• [Task goal]
Show every line below where "page" can be found.
-- Begin Source records --
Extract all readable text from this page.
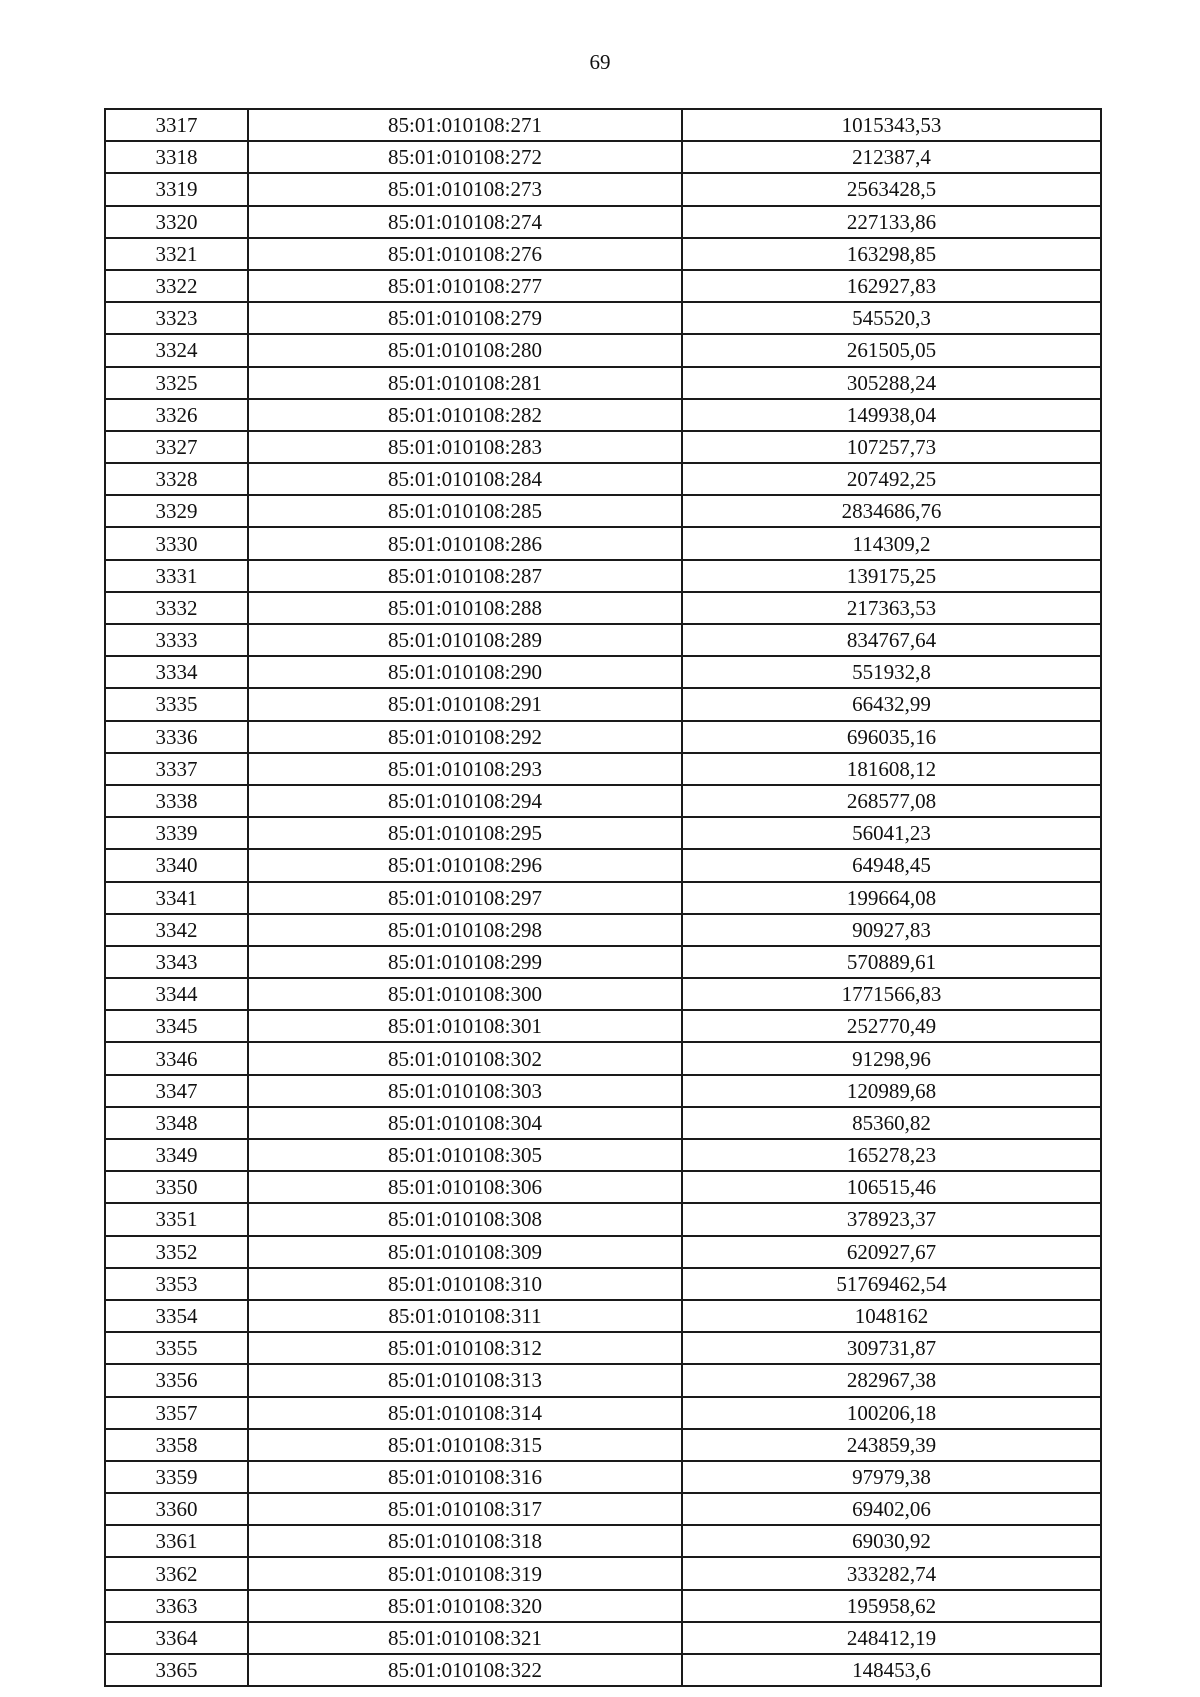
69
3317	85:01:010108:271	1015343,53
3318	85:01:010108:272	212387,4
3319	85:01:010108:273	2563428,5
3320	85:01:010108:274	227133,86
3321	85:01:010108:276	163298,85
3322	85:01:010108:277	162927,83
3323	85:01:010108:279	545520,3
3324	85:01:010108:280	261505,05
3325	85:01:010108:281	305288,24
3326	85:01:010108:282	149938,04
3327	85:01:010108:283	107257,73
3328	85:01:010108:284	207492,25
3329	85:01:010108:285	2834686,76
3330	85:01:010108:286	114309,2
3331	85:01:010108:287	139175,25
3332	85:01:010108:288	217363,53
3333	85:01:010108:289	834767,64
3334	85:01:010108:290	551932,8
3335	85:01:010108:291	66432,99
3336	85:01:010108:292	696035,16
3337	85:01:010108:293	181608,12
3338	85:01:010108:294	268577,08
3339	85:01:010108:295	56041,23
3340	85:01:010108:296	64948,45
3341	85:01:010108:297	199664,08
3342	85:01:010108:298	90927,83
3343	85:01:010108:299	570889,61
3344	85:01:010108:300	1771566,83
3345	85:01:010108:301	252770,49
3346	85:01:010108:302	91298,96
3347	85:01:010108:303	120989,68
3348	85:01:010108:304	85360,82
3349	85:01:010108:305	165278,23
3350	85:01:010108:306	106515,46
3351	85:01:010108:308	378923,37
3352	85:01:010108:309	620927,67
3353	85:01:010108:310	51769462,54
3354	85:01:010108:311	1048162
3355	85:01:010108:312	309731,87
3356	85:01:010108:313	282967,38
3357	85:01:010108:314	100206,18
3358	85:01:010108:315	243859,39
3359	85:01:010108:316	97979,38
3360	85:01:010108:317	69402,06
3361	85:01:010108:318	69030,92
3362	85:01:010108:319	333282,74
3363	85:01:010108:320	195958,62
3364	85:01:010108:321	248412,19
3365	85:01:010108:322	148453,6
-- End Source records --
-- Begin Source records --
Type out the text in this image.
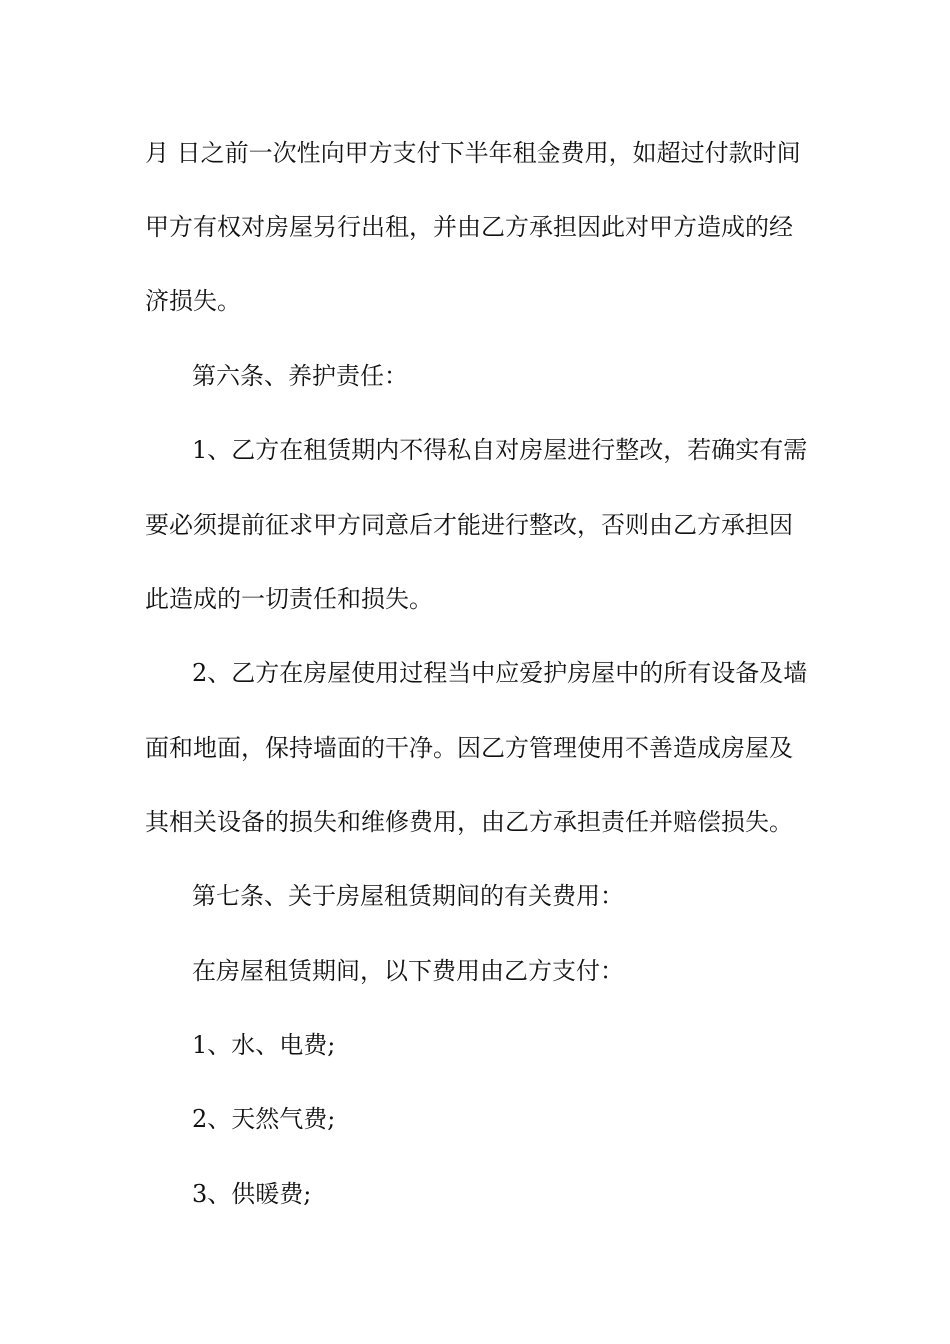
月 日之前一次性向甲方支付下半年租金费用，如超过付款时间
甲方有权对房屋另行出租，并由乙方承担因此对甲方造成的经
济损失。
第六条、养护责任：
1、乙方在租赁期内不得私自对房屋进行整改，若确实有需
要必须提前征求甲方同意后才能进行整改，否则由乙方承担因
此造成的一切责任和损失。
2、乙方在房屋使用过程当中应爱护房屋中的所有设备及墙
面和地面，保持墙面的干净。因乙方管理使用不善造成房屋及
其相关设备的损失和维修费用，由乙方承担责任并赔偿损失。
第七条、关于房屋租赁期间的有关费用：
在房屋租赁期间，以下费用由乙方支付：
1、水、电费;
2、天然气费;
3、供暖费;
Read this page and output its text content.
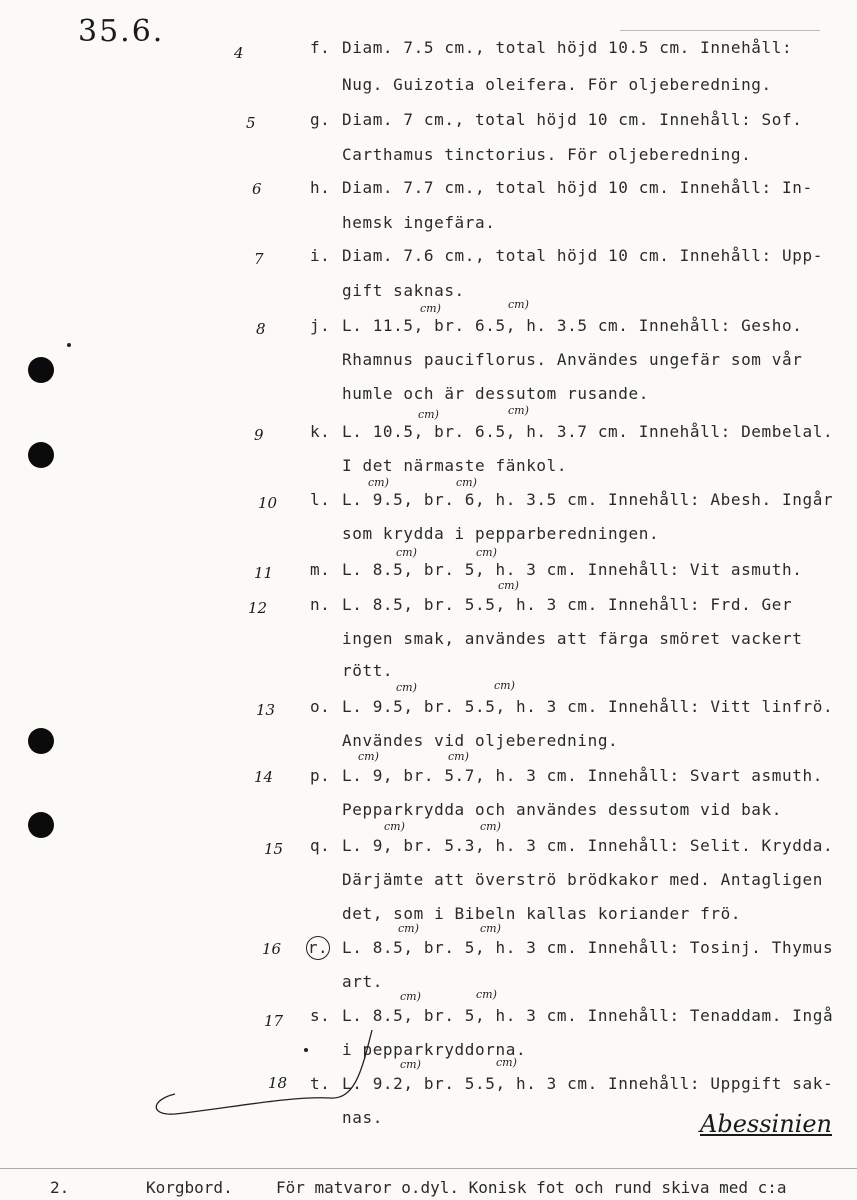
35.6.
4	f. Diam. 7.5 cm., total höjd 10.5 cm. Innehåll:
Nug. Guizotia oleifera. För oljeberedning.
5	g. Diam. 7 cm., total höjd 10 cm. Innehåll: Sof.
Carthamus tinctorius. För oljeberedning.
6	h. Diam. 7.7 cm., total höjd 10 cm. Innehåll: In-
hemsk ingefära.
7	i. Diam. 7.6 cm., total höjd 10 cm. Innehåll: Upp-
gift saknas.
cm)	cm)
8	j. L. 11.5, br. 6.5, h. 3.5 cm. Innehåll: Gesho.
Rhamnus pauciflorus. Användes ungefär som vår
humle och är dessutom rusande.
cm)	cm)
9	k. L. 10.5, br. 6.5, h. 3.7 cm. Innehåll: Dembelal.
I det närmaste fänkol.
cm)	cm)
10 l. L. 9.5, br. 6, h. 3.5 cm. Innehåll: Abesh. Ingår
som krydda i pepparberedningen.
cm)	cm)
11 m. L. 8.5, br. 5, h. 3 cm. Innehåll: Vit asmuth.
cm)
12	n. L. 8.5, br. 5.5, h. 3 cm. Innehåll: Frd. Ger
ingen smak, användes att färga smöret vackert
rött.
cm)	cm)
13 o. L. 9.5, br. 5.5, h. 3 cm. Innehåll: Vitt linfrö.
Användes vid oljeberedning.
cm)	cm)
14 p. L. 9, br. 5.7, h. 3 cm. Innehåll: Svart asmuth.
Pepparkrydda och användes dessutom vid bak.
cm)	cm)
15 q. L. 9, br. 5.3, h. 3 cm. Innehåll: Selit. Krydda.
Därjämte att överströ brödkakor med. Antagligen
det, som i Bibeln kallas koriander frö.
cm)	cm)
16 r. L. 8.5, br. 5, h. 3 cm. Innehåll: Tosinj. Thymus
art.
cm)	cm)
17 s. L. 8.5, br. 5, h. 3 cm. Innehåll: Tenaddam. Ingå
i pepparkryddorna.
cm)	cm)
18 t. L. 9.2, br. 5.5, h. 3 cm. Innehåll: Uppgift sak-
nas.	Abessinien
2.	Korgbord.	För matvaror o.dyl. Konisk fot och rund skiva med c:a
-- End Source records --
• [Solved problem]
Extract all readable text from this page.
Read this page and output its text content.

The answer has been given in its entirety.